Repeat the material verbatim. Images are excluded from the copy.

-- Start DATA --

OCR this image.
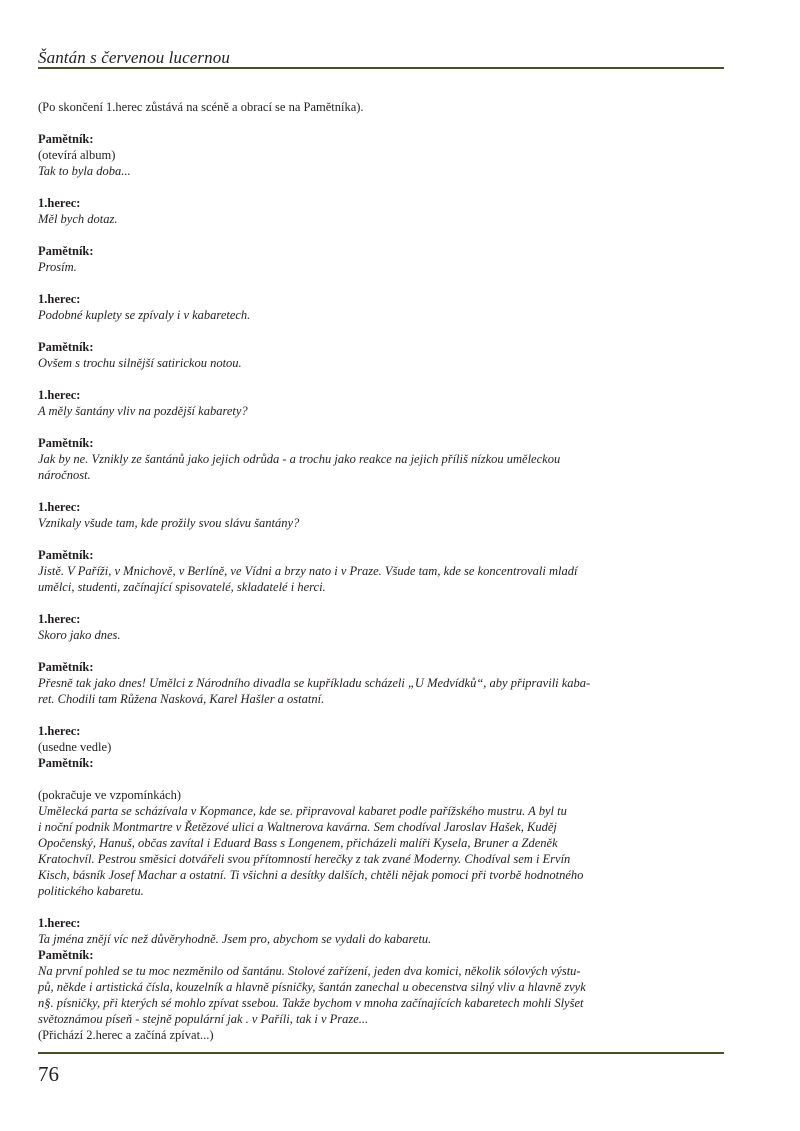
Šantán s červenou lucernou
(Po skončení 1.herec zůstává na scéně a obrací se na Pamětníka).
Pamětník:
(otevírá album)
Tak to byla doba...
1.herec:
Měl bych dotaz.
Pamětník:
Prosím.
1.herec:
Podobné kuplety se zpívaly i v kabaretech.
Pamětník:
Ovšem s trochu silnější satirickou notou.
1.herec:
A měly šantány vliv na pozdější kabarety?
Pamětník:
Jak by ne. Vznikly ze šantánů jako jejich odrůda - a trochu jako reakce na jejich příliš nízkou uměleckou
náročnost.
1.herec:
Vznikaly všude tam, kde prožily svou slávu šantány?
Pamětník:
Jistě. V Paříži, v Mnichově, v Berlíně, ve Vídni a brzy nato i v Praze. Všude tam, kde se koncentrovali mladí
umělci, studenti, začínající spisovatelé, skladatelé i herci.
1.herec:
Skoro jako dnes.
Pamětník:
Přesně tak jako dnes! Umělci z Národního divadla se kupříkladu scházeli „U Medvídků“, aby připravili kaba-
ret. Chodili tam Růžena Nasková, Karel Hašler a ostatní.
1.herec:
(usedne vedle)
Pamětník:
(pokračuje ve vzpomínkách)
Umělecká parta se scházívala v Kopmance, kde se. připravoval kabaret podle pařížského mustru. A byl tu
i noční podnik Montmartre v Řetězové ulici a Waltnerova kavárna. Sem chodíval Jaroslav Hašek, Kuděj
Opočenský, Hanuš, občas zavítal i Eduard Bass s Longenem, přicházeli malíři Kysela, Bruner a Zdeněk
Kratochvíl. Pestrou směsici dotvářeli svou přítomností herečky z tak zvané Moderny. Chodíval sem i Ervín
Kisch, básník Josef Machar a ostatní. Ti všichni a desítky dalších, chtěli nějak pomoci při tvorbě hodnotného
politického kabaretu.
1.herec:
Ta jména znějí víc než důvěryhodně. Jsem pro, abychom se vydali do kabaretu.
Pamětník:
Na první pohled se tu moc nezměnilo od šantánu. Stolové zařízení, jeden dva komici, několik sólových výstu-
pů, někde i artistická čísla, kouzelník a hlavně písničky, šantán zanechal u obecenstva silný vliv a hlavně zvyk
n§. písničky, při kterých sé mohlo zpívat ssebou. Takže bychom v mnoha začínajících kabaretech mohli Slyšet
světoznámou píseň - stejně populární jak . v Paříli, tak i v Praze...
(Přichází 2.herec a začíná zpívat...)
76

-- End DATA --

ANSWER FOR THE TASK >>
OCR this image.
Šantán s červenou lucernou
(Po skončení 1.herec zůstává na scéně a obrací se na Pamětníka).
Pamětník:
(otevírá album)
Tak to byla doba...
1.herec:
Měl bych dotaz.
Pamětník:
Prosím.
1.herec:
Podobné kuplety se zpívaly i v kabaretech.
Pamětník:
Ovšem s trochu silnější satirickou notou.
1.herec:
A měly šantány vliv na pozdější kabarety?
Pamětník:
Jak by ne. Vznikly ze šantánů jako jejich odrůda - a trochu jako reakce na jejich příliš nízkou uměleckou
náročnost.
1.herec:
Vznikaly všude tam, kde prožily svou slávu šantány?
Pamětník:
Jistě. V Paříži, v Mnichově, v Berlíně, ve Vídni a brzy nato i v Praze. Všude tam, kde se koncentrovali mladí
umělci, studenti, začínající spisovatelé, skladatelé i herci.
1.herec:
Skoro jako dnes.
Pamětník:
Přesně tak jako dnes! Umělci z Národního divadla se kupříkladu scházeli „U Medvídků“, aby připravili kaba-
ret. Chodili tam Růžena Nasková, Karel Hašler a ostatní.
1.herec:
(usedne vedle)
Pamětník:
(pokračuje ve vzpomínkách)
Umělecká parta se scházívala v Kopmance, kde se. připravoval kabaret podle pařížského mustru. A byl tu
i noční podnik Montmartre v Řetězové ulici a Waltnerova kavárna. Sem chodíval Jaroslav Hašek, Kuděj
Opočenský, Hanuš, občas zavítal i Eduard Bass s Longenem, přicházeli malíři Kysela, Bruner a Zdeněk
Kratochvíl. Pestrou směsici dotvářeli svou přítomností herečky z tak zvané Moderny. Chodíval sem i Ervín
Kisch, básník Josef Machar a ostatní. Ti všichni a desítky dalších, chtěli nějak pomoci při tvorbě hodnotného
politického kabaretu.
1.herec:
Ta jména znějí víc než důvěryhodně. Jsem pro, abychom se vydali do kabaretu.
Pamětník:
Na první pohled se tu moc nezměnilo od šantánu. Stolové zařízení, jeden dva komici, několik sólových výstu-
pů, někde i artistická čísla, kouzelník a hlavně písničky, šantán zanechal u obecenstva silný vliv a hlavně zvyk
n§. písničky, při kterých sé mohlo zpívat ssebou. Takže bychom v mnoha začínajících kabaretech mohli Slyšet
světoznámou píseň - stejně populární jak . v Paříli, tak i v Praze...
(Přichází 2.herec a začíná zpívat...)
76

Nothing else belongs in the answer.